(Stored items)

>>

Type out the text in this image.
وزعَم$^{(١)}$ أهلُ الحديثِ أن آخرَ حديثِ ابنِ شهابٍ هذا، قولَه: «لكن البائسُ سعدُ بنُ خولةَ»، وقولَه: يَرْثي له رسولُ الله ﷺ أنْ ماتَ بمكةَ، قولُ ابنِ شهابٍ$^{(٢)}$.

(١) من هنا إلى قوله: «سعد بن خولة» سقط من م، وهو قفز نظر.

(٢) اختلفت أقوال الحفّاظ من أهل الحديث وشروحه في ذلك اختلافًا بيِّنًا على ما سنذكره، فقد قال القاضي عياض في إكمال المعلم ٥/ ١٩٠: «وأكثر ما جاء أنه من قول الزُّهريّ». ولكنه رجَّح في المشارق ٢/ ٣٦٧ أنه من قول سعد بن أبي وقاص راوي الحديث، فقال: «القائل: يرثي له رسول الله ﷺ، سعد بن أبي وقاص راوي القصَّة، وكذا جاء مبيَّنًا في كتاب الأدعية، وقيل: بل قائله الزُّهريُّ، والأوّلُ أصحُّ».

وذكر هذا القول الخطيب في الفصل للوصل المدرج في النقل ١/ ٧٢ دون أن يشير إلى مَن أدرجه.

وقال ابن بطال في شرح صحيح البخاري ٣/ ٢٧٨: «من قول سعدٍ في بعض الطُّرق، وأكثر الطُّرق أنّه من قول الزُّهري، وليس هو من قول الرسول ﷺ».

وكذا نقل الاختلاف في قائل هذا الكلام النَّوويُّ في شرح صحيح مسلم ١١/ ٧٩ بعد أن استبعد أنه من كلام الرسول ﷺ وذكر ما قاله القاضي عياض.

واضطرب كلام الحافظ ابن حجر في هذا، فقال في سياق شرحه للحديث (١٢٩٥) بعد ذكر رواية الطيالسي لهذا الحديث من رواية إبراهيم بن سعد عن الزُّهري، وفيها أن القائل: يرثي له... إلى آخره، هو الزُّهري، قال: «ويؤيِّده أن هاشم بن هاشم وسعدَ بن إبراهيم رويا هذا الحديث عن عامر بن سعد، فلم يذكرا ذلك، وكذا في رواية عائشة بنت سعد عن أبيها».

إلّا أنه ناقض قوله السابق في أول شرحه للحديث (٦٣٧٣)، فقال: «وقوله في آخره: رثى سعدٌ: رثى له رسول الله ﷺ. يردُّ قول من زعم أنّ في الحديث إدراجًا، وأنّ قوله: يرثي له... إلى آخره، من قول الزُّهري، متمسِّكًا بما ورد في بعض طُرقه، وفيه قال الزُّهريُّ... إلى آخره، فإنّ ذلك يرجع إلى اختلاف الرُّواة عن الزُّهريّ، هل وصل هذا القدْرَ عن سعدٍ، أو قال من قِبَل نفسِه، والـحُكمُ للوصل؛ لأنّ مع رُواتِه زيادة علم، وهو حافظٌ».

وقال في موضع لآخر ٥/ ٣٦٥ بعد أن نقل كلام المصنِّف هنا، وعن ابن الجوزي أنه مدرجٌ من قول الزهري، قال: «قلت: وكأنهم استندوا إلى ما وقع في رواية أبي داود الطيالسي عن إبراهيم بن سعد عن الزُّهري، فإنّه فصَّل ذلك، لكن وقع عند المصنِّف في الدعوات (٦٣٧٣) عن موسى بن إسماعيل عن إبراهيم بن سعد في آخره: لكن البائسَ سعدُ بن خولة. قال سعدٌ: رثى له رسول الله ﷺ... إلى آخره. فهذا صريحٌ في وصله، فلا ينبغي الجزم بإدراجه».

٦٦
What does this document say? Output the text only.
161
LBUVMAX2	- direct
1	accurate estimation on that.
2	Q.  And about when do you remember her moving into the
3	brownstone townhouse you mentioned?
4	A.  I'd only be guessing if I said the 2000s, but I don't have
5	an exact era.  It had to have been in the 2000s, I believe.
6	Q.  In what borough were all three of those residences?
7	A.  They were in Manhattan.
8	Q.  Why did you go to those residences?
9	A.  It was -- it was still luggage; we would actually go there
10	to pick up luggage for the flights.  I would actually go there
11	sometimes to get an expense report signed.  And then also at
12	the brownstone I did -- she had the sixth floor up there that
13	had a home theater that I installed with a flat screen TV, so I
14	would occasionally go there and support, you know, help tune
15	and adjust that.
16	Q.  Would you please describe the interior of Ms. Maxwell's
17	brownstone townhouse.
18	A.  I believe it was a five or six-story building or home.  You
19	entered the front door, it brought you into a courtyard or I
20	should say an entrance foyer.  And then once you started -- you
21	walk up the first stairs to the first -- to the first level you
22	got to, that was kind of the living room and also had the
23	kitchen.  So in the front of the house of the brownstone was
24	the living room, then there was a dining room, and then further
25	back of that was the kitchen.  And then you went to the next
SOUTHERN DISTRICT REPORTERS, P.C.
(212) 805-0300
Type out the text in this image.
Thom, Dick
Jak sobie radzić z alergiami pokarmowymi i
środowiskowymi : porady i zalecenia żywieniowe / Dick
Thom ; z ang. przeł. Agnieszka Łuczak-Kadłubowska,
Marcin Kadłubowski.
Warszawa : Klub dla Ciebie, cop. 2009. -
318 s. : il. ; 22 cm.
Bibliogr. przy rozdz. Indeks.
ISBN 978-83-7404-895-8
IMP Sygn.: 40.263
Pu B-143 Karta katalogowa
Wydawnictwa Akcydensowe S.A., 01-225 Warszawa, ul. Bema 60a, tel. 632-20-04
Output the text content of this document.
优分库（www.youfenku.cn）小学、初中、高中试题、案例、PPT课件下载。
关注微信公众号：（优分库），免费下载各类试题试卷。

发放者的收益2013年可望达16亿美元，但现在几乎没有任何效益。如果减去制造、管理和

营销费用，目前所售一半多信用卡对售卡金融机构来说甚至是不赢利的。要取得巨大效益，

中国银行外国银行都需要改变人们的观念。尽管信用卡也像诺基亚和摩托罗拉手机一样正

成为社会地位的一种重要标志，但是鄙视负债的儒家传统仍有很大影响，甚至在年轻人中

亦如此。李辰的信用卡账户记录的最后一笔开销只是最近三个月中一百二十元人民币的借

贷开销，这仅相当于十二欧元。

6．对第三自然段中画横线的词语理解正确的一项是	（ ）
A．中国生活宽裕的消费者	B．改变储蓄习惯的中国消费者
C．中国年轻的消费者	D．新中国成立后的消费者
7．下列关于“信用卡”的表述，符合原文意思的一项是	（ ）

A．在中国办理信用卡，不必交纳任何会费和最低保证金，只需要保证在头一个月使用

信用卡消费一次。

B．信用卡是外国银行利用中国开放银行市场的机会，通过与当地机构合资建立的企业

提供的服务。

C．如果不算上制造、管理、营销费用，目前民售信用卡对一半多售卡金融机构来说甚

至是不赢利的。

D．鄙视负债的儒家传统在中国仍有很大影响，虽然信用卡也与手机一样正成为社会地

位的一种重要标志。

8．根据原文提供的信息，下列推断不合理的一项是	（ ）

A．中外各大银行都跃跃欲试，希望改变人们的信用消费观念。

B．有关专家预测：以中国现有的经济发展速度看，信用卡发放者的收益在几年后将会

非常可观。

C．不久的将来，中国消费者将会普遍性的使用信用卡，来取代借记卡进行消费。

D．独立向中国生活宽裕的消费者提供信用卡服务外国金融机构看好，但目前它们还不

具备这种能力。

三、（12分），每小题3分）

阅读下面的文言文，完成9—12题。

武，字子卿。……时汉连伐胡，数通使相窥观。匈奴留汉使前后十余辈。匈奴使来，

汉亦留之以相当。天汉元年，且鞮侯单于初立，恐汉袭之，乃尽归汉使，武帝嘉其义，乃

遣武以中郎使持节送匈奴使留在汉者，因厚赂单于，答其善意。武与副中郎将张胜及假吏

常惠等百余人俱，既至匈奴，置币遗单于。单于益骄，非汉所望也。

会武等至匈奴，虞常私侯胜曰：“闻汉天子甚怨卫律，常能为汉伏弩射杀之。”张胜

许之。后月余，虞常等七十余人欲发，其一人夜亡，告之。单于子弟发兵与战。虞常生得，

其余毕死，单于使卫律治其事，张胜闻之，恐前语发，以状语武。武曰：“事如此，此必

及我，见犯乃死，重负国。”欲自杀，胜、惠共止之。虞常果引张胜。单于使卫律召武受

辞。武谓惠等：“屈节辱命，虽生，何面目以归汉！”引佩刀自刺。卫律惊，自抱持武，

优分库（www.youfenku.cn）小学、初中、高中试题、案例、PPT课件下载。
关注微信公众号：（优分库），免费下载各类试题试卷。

<<

To do: Look over the listing. Pull out every line with the string "للوصل" in it.

Reply to the exercise:
وذكر هذا القول الخطيب في الفصل للوصل المدرج في النقل ١/ ٧٢ دون أن يشير إلى مَن أدرجه.
إلّا أنه ناقض قوله السابق في أول شرحه للحديث (٦٣٧٣)، فقال: «وقوله في آخره: رثى سعدٌ: رثى له رسول الله ﷺ. يردُّ قول من زعم أنّ في الحديث إدراجًا، وأنّ قوله: يرثي له... إلى آخره، من قول الزُّهري، متمسِّكًا بما ورد في بعض طُرقه، وفيه قال الزُّهريُّ... إلى آخره، فإنّ ذلك يرجع إلى اختلاف الرُّواة عن الزُّهريّ، هل وصل هذا القدْرَ عن سعدٍ، أو قال من قِبَل نفسِه، والـحُكمُ للوصل؛ لأنّ مع رُواتِه زيادة علم، وهو حافظٌ».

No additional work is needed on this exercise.